____ DATASET

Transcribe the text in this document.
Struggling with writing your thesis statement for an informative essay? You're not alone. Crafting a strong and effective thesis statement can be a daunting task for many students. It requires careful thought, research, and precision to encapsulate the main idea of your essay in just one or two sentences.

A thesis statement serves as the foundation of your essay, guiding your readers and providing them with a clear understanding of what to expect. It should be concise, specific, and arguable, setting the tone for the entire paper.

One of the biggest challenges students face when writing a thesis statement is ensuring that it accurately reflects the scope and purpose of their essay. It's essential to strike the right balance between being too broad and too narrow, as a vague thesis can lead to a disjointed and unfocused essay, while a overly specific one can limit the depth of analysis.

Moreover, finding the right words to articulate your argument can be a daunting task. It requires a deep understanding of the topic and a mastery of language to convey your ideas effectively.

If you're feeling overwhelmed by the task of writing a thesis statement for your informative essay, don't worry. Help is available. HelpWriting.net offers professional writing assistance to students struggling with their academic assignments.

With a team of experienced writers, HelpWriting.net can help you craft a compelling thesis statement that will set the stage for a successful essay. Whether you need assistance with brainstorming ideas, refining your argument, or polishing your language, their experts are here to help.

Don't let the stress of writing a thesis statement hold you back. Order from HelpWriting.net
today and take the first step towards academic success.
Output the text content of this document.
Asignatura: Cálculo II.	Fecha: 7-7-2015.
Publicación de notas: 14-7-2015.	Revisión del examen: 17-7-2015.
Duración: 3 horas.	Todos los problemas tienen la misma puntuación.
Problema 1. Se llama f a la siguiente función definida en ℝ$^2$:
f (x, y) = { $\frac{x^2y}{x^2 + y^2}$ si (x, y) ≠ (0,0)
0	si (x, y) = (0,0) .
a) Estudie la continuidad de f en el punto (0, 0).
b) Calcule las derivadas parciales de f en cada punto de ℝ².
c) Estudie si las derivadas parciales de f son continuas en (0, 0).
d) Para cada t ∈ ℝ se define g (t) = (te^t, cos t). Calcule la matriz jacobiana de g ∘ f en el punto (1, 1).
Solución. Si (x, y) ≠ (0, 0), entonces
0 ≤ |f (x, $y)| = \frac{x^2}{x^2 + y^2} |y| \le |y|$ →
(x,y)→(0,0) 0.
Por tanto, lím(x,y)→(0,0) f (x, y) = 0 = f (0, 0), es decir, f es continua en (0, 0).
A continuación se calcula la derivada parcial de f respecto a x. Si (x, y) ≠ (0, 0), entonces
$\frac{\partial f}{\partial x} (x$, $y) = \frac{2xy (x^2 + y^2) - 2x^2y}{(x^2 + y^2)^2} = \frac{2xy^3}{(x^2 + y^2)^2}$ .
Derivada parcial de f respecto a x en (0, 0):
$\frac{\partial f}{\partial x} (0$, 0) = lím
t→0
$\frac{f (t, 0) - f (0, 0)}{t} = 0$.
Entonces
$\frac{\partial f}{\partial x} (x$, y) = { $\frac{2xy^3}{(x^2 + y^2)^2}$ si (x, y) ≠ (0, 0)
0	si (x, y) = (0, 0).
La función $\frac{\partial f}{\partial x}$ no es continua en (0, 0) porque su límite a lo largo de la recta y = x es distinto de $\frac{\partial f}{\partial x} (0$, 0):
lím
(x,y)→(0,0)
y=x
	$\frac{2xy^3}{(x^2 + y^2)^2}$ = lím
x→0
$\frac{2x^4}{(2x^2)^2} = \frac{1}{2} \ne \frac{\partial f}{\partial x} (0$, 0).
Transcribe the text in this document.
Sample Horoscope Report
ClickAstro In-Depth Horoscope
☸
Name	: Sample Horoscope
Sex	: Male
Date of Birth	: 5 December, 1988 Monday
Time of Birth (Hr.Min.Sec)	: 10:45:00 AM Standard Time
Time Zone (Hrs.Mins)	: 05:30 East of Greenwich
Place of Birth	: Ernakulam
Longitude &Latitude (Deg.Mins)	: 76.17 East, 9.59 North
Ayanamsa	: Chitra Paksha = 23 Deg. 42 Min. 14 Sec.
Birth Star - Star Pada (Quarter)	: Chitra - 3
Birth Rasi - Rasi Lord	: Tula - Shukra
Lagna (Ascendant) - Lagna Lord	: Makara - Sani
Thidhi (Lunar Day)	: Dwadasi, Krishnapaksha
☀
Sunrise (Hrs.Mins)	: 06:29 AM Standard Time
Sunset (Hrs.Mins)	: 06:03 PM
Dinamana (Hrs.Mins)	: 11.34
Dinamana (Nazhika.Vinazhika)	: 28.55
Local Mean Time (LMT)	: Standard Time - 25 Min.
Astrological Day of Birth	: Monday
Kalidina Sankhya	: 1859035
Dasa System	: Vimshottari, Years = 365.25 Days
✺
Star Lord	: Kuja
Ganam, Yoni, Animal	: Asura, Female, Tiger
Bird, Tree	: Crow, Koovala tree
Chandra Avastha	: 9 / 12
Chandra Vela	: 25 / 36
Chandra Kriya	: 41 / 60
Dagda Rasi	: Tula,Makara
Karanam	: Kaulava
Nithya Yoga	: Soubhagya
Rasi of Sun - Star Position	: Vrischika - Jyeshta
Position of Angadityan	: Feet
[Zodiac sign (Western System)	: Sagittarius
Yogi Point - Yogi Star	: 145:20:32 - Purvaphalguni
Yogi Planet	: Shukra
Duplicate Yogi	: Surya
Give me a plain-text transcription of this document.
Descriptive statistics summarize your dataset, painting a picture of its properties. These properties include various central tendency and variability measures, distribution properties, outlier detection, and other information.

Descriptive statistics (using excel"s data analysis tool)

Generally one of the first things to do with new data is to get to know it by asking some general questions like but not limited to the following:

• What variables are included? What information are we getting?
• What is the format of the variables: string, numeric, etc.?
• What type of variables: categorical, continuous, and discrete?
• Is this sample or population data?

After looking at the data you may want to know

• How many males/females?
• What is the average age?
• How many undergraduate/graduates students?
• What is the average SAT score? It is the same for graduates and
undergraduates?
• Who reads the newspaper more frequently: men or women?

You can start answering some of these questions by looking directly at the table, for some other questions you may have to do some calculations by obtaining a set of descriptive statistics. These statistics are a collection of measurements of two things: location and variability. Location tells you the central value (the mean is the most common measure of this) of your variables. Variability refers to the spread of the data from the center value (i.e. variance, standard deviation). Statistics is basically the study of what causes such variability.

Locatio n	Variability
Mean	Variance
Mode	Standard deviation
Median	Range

________

*WORK TO BE COMPLETED*
Copy all the records above precisely.

*EXERCISE OUTPUT*
Transcribe the text in this document.
Struggling with writing your thesis statement for an informative essay? You're not alone. Crafting a strong and effective thesis statement can be a daunting task for many students. It requires careful thought, research, and precision to encapsulate the main idea of your essay in just one or two sentences.

A thesis statement serves as the foundation of your essay, guiding your readers and providing them with a clear understanding of what to expect. It should be concise, specific, and arguable, setting the tone for the entire paper.

One of the biggest challenges students face when writing a thesis statement is ensuring that it accurately reflects the scope and purpose of their essay. It's essential to strike the right balance between being too broad and too narrow, as a vague thesis can lead to a disjointed and unfocused essay, while a overly specific one can limit the depth of analysis.

Moreover, finding the right words to articulate your argument can be a daunting task. It requires a deep understanding of the topic and a mastery of language to convey your ideas effectively.

If you're feeling overwhelmed by the task of writing a thesis statement for your informative essay, don't worry. Help is available. HelpWriting.net offers professional writing assistance to students struggling with their academic assignments.

With a team of experienced writers, HelpWriting.net can help you craft a compelling thesis statement that will set the stage for a successful essay. Whether you need assistance with brainstorming ideas, refining your argument, or polishing your language, their experts are here to help.

Don't let the stress of writing a thesis statement hold you back. Order from HelpWriting.net
today and take the first step towards academic success.
Output the text content of this document.
Asignatura: Cálculo II.	Fecha: 7-7-2015.
Publicación de notas: 14-7-2015.	Revisión del examen: 17-7-2015.
Duración: 3 horas.	Todos los problemas tienen la misma puntuación.
Problema 1. Se llama f a la siguiente función definida en ℝ$^2$:
f (x, y) = { $\frac{x^2y}{x^2 + y^2}$ si (x, y) ≠ (0,0)
0	si (x, y) = (0,0) .
a) Estudie la continuidad de f en el punto (0, 0).
b) Calcule las derivadas parciales de f en cada punto de ℝ².
c) Estudie si las derivadas parciales de f son continuas en (0, 0).
d) Para cada t ∈ ℝ se define g (t) = (te^t, cos t). Calcule la matriz jacobiana de g ∘ f en el punto (1, 1).
Solución. Si (x, y) ≠ (0, 0), entonces
0 ≤ |f (x, $y)| = \frac{x^2}{x^2 + y^2} |y| \le |y|$ →
(x,y)→(0,0) 0.
Por tanto, lím(x,y)→(0,0) f (x, y) = 0 = f (0, 0), es decir, f es continua en (0, 0).
A continuación se calcula la derivada parcial de f respecto a x. Si (x, y) ≠ (0, 0), entonces
$\frac{\partial f}{\partial x} (x$, $y) = \frac{2xy (x^2 + y^2) - 2x^2y}{(x^2 + y^2)^2} = \frac{2xy^3}{(x^2 + y^2)^2}$ .
Derivada parcial de f respecto a x en (0, 0):
$\frac{\partial f}{\partial x} (0$, 0) = lím
t→0
$\frac{f (t, 0) - f (0, 0)}{t} = 0$.
Entonces
$\frac{\partial f}{\partial x} (x$, y) = { $\frac{2xy^3}{(x^2 + y^2)^2}$ si (x, y) ≠ (0, 0)
0	si (x, y) = (0, 0).
La función $\frac{\partial f}{\partial x}$ no es continua en (0, 0) porque su límite a lo largo de la recta y = x es distinto de $\frac{\partial f}{\partial x} (0$, 0):
lím
(x,y)→(0,0)
y=x
	$\frac{2xy^3}{(x^2 + y^2)^2}$ = lím
x→0
$\frac{2x^4}{(2x^2)^2} = \frac{1}{2} \ne \frac{\partial f}{\partial x} (0$, 0).
Transcribe the text in this document.
Sample Horoscope Report
ClickAstro In-Depth Horoscope
☸
Name	: Sample Horoscope
Sex	: Male
Date of Birth	: 5 December, 1988 Monday
Time of Birth (Hr.Min.Sec)	: 10:45:00 AM Standard Time
Time Zone (Hrs.Mins)	: 05:30 East of Greenwich
Place of Birth	: Ernakulam
Longitude &Latitude (Deg.Mins)	: 76.17 East, 9.59 North
Ayanamsa	: Chitra Paksha = 23 Deg. 42 Min. 14 Sec.
Birth Star - Star Pada (Quarter)	: Chitra - 3
Birth Rasi - Rasi Lord	: Tula - Shukra
Lagna (Ascendant) - Lagna Lord	: Makara - Sani
Thidhi (Lunar Day)	: Dwadasi, Krishnapaksha
☀
Sunrise (Hrs.Mins)	: 06:29 AM Standard Time
Sunset (Hrs.Mins)	: 06:03 PM
Dinamana (Hrs.Mins)	: 11.34
Dinamana (Nazhika.Vinazhika)	: 28.55
Local Mean Time (LMT)	: Standard Time - 25 Min.
Astrological Day of Birth	: Monday
Kalidina Sankhya	: 1859035
Dasa System	: Vimshottari, Years = 365.25 Days
✺
Star Lord	: Kuja
Ganam, Yoni, Animal	: Asura, Female, Tiger
Bird, Tree	: Crow, Koovala tree
Chandra Avastha	: 9 / 12
Chandra Vela	: 25 / 36
Chandra Kriya	: 41 / 60
Dagda Rasi	: Tula,Makara
Karanam	: Kaulava
Nithya Yoga	: Soubhagya
Rasi of Sun - Star Position	: Vrischika - Jyeshta
Position of Angadityan	: Feet
[Zodiac sign (Western System)	: Sagittarius
Yogi Point - Yogi Star	: 145:20:32 - Purvaphalguni
Yogi Planet	: Shukra
Duplicate Yogi	: Surya
Give me a plain-text transcription of this document.
Descriptive statistics summarize your dataset, painting a picture of its properties. These properties include various central tendency and variability measures, distribution properties, outlier detection, and other information.

Descriptive statistics (using excel"s data analysis tool)

Generally one of the first things to do with new data is to get to know it by asking some general questions like but not limited to the following:

• What variables are included? What information are we getting?
• What is the format of the variables: string, numeric, etc.?
• What type of variables: categorical, continuous, and discrete?
• Is this sample or population data?

After looking at the data you may want to know

• How many males/females?
• What is the average age?
• How many undergraduate/graduates students?
• What is the average SAT score? It is the same for graduates and
undergraduates?
• Who reads the newspaper more frequently: men or women?

You can start answering some of these questions by looking directly at the table, for some other questions you may have to do some calculations by obtaining a set of descriptive statistics. These statistics are a collection of measurements of two things: location and variability. Location tells you the central value (the mean is the most common measure of this) of your variables. Variability refers to the spread of the data from the center value (i.e. variance, standard deviation). Statistics is basically the study of what causes such variability.

Locatio n	Variability
Mean	Variance
Mode	Standard deviation
Median	Range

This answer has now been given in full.